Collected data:
┌──
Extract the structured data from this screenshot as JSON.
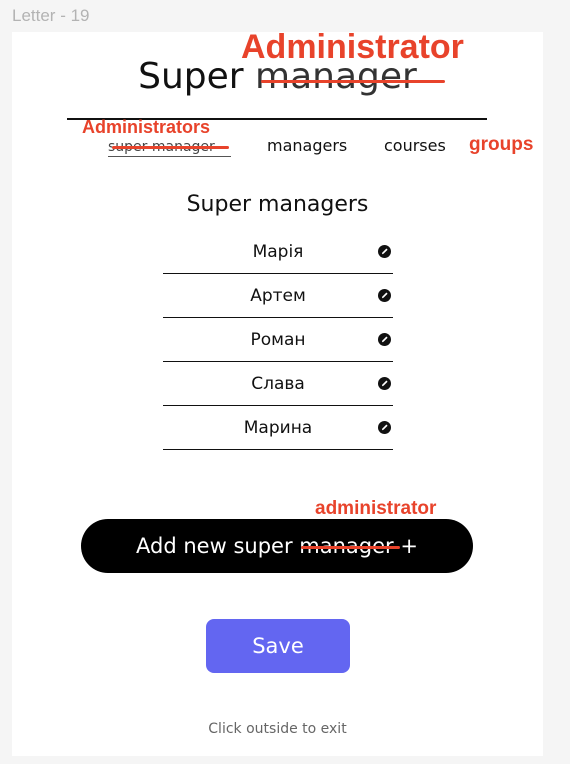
{
  "frame_label": "Letter - 19",
  "header": {
    "title_prefix": "Super",
    "title_struck": "manager",
    "title_correction": "Administrator"
  },
  "tabs": {
    "super_manager": "super manager",
    "super_manager_correction": "Administrators",
    "managers": "managers",
    "courses": "courses",
    "correction_extra": "groups"
  },
  "section_title": "Super managers",
  "managers": [
    {
      "name": "Марія"
    },
    {
      "name": "Артем"
    },
    {
      "name": "Роман"
    },
    {
      "name": "Слава"
    },
    {
      "name": "Марина"
    }
  ],
  "add_button": {
    "prefix": "Add new super",
    "struck": "manager",
    "suffix": "+",
    "correction": "administrator"
  },
  "save_label": "Save",
  "exit_hint": "Click outside to exit",
  "colors": {
    "accent": "#6366f1",
    "annotation": "#e8432b"
  },
  "icons": {
    "edit": "pencil-icon"
  }
}
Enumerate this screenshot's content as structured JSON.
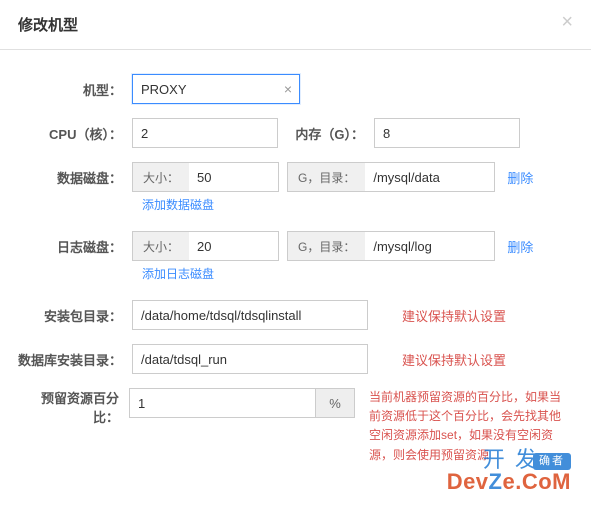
{
  "modal": {
    "title": "修改机型"
  },
  "form": {
    "type_label": "机型：",
    "type_value": "PROXY",
    "cpu_label": "CPU（核）：",
    "cpu_value": "2",
    "mem_label": "内存（G）：",
    "mem_value": "8",
    "data_disk_label": "数据磁盘：",
    "size_addon": "大小：",
    "unit_addon": "G，目录：",
    "data_disk_size": "50",
    "data_disk_dir": "/mysql/data",
    "delete_label": "删除",
    "add_data_disk": "添加数据磁盘",
    "log_disk_label": "日志磁盘：",
    "log_disk_size": "20",
    "log_disk_dir": "/mysql/log",
    "add_log_disk": "添加日志磁盘",
    "install_pkg_label": "安装包目录：",
    "install_pkg_value": "/data/home/tdsql/tdsqlinstall",
    "db_install_label": "数据库安装目录：",
    "db_install_value": "/data/tdsql_run",
    "keep_default_hint": "建议保持默认设置",
    "reserve_label": "预留资源百分比：",
    "reserve_value": "1",
    "percent_sign": "%",
    "reserve_hint": "当前机器预留资源的百分比，如果当前资源低于这个百分比，会先找其他空闲资源添加set，如果没有空闲资源，则会使用预留资源"
  },
  "watermark": {
    "top": "开 发",
    "badge": "确者",
    "bottom_dev": "Dev",
    "bottom_z": "Z",
    "bottom_com": "e.CoM"
  }
}
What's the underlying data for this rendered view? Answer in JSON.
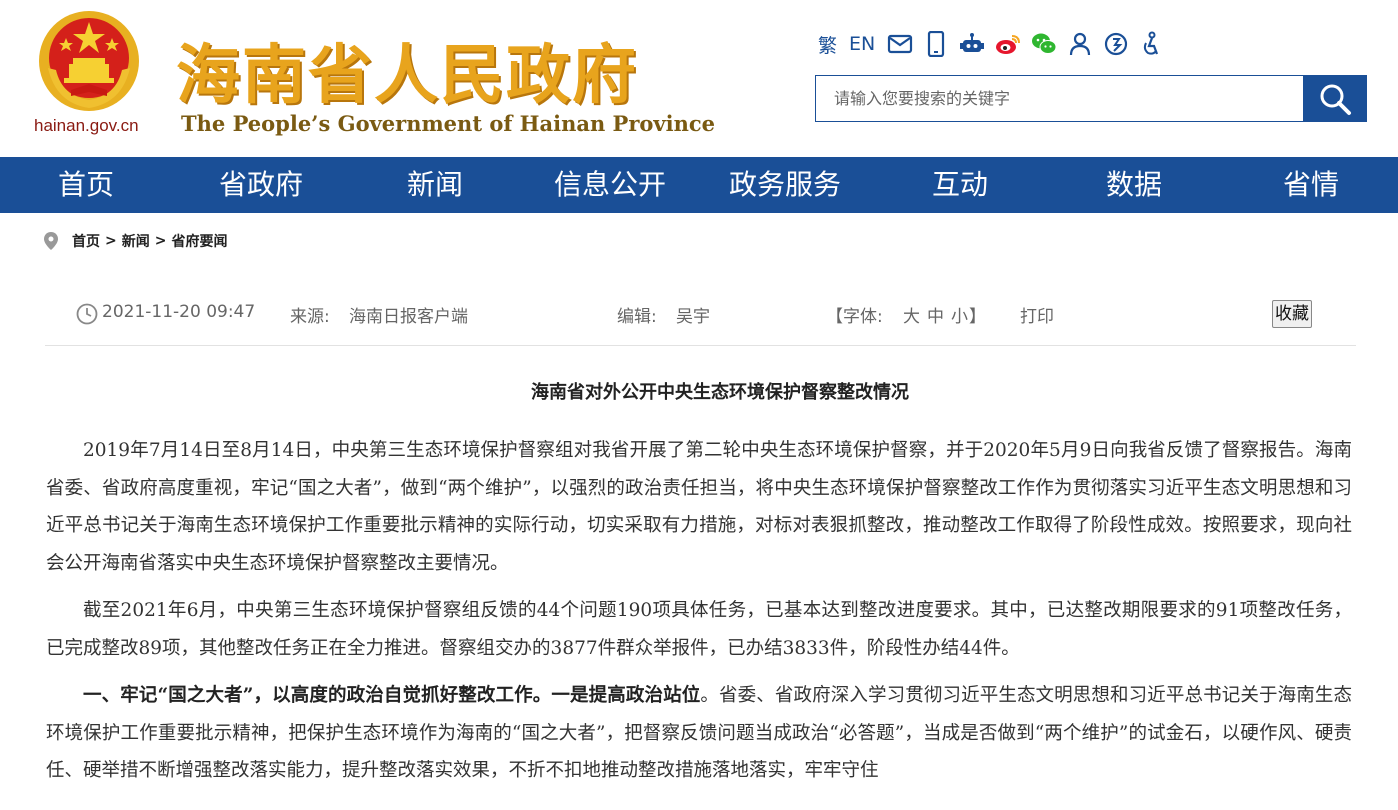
{
  "header": {
    "domain": "hainan.gov.cn",
    "title": "海南省人民政府",
    "subtitle": "The People’s Government  of Hainan Province",
    "tools": {
      "traditional": "繁",
      "english": "EN"
    },
    "search": {
      "placeholder": "请输入您要搜索的关键字"
    },
    "colors": {
      "brand_blue": "#1a4f97",
      "title_gold": "#e8a41d"
    }
  },
  "nav": {
    "items": [
      {
        "label": "首页"
      },
      {
        "label": "省政府"
      },
      {
        "label": "新闻"
      },
      {
        "label": "信息公开"
      },
      {
        "label": "政务服务"
      },
      {
        "label": "互动"
      },
      {
        "label": "数据"
      },
      {
        "label": "省情"
      }
    ]
  },
  "breadcrumb": {
    "items": [
      "首页",
      "新闻",
      "省府要闻"
    ],
    "separator": ">"
  },
  "meta": {
    "datetime": "2021-11-20 09:47",
    "source_label": "来源:",
    "source": "海南日报客户端",
    "editor_label": "编辑:",
    "editor": "吴宇",
    "font_open": "【字体:",
    "font_large": "大",
    "font_medium": "中",
    "font_small": "小",
    "font_close": "】",
    "print": "打印",
    "favorite": "收藏"
  },
  "article": {
    "title": "海南省对外公开中央生态环境保护督察整改情况",
    "p1": "2019年7月14日至8月14日，中央第三生态环境保护督察组对我省开展了第二轮中央生态环境保护督察，并于2020年5月9日向我省反馈了督察报告。海南省委、省政府高度重视，牢记“国之大者”，做到“两个维护”，以强烈的政治责任担当，将中央生态环境保护督察整改工作作为贯彻落实习近平生态文明思想和习近平总书记关于海南生态环境保护工作重要批示精神的实际行动，切实采取有力措施，对标对表狠抓整改，推动整改工作取得了阶段性成效。按照要求，现向社会公开海南省落实中央生态环境保护督察整改主要情况。",
    "p2": "截至2021年6月，中央第三生态环境保护督察组反馈的44个问题190项具体任务，已基本达到整改进度要求。其中，已达整改期限要求的91项整改任务，已完成整改89项，其他整改任务正在全力推进。督察组交办的3877件群众举报件，已办结3833件，阶段性办结44件。",
    "p3_bold": "一、牢记“国之大者”，以高度的政治自觉抓好整改工作。一是提高政治站位",
    "p3_rest": "。省委、省政府深入学习贯彻习近平生态文明思想和习近平总书记关于海南生态环境保护工作重要批示精神，把保护生态环境作为海南的“国之大者”，把督察反馈问题当成政治“必答题”，当成是否做到“两个维护”的试金石，以硬作风、硬责任、硬举措不断增强整改落实能力，提升整改落实效果，不折不扣地推动整改措施落地落实，牢牢守住"
  }
}
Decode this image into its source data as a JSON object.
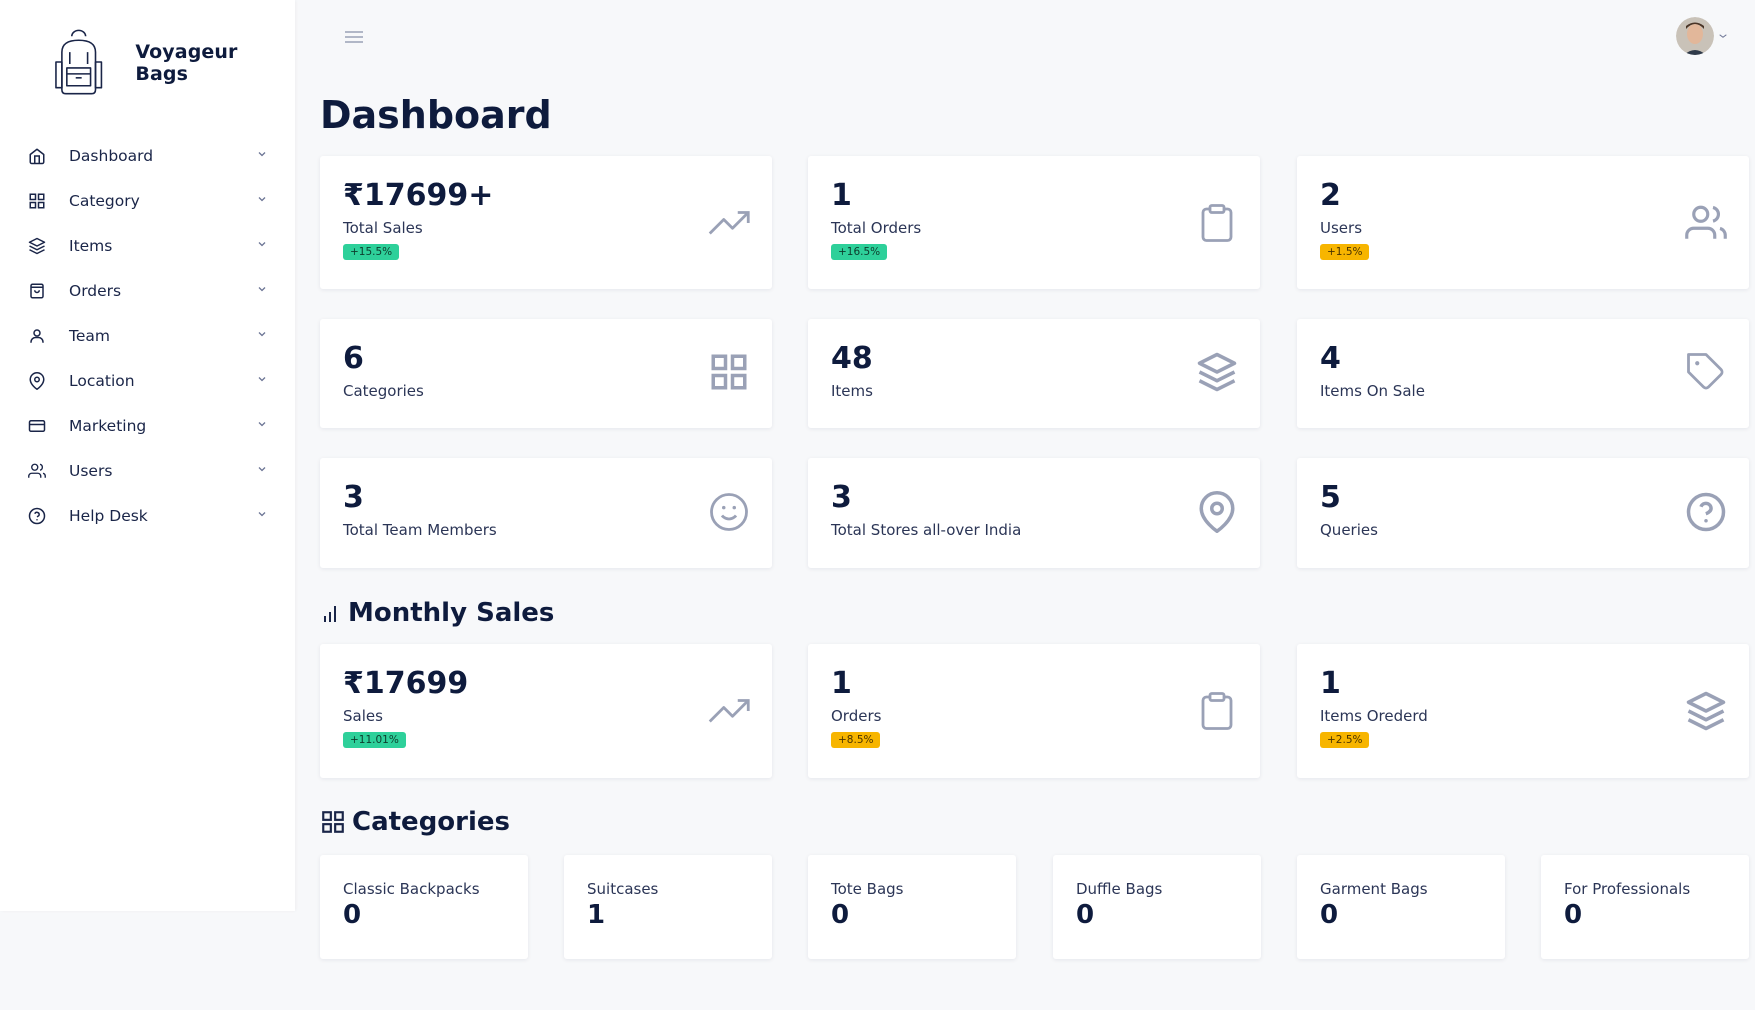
{
  "brand": {
    "name": "Voyageur Bags",
    "logo": "backpack-logo"
  },
  "sidebar": {
    "items": [
      {
        "label": "Dashboard",
        "icon": "home-icon"
      },
      {
        "label": "Category",
        "icon": "grid-icon"
      },
      {
        "label": "Items",
        "icon": "layers-icon"
      },
      {
        "label": "Orders",
        "icon": "bag-icon"
      },
      {
        "label": "Team",
        "icon": "user-icon"
      },
      {
        "label": "Location",
        "icon": "map-pin-icon"
      },
      {
        "label": "Marketing",
        "icon": "credit-card-icon"
      },
      {
        "label": "Users",
        "icon": "users-icon"
      },
      {
        "label": "Help Desk",
        "icon": "help-circle-icon"
      }
    ]
  },
  "header": {
    "menu_icon": "hamburger-icon",
    "avatar": "user-avatar"
  },
  "page": {
    "title": "Dashboard"
  },
  "stats": [
    {
      "value": "₹17699+",
      "label": "Total Sales",
      "badge": "+15.5%",
      "badge_color": "#2ed09a",
      "icon": "trending-up-icon"
    },
    {
      "value": "1",
      "label": "Total Orders",
      "badge": "+16.5%",
      "badge_color": "#2ed09a",
      "icon": "clipboard-icon"
    },
    {
      "value": "2",
      "label": "Users",
      "badge": "+1.5%",
      "badge_color": "#f7b500",
      "icon": "users-icon"
    },
    {
      "value": "6",
      "label": "Categories",
      "icon": "grid-icon"
    },
    {
      "value": "48",
      "label": "Items",
      "icon": "layers-icon"
    },
    {
      "value": "4",
      "label": "Items On Sale",
      "icon": "tag-icon"
    },
    {
      "value": "3",
      "label": "Total Team Members",
      "icon": "smile-icon"
    },
    {
      "value": "3",
      "label": "Total Stores all-over India",
      "icon": "map-pin-icon"
    },
    {
      "value": "5",
      "label": "Queries",
      "icon": "help-circle-icon"
    }
  ],
  "monthly": {
    "title": "Monthly Sales",
    "cards": [
      {
        "value": "₹17699",
        "label": "Sales",
        "badge": "+11.01%",
        "badge_color": "#2ed09a",
        "icon": "trending-up-icon"
      },
      {
        "value": "1",
        "label": "Orders",
        "badge": "+8.5%",
        "badge_color": "#f7b500",
        "icon": "clipboard-icon"
      },
      {
        "value": "1",
        "label": "Items Orederd",
        "badge": "+2.5%",
        "badge_color": "#f7b500",
        "icon": "layers-icon"
      }
    ]
  },
  "categories": {
    "title": "Categories",
    "items": [
      {
        "label": "Classic Backpacks",
        "value": "0"
      },
      {
        "label": "Suitcases",
        "value": "1"
      },
      {
        "label": "Tote Bags",
        "value": "0"
      },
      {
        "label": "Duffle Bags",
        "value": "0"
      },
      {
        "label": "Garment Bags",
        "value": "0"
      },
      {
        "label": "For Professionals",
        "value": "0"
      }
    ]
  }
}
└──
• **The request**: Which lines contain "structured"? Show each of them.

• **Answer to the exercise**:
Extract the structured data from this screenshot as JSON.
Enumerate this screenshot's content as structured JSON.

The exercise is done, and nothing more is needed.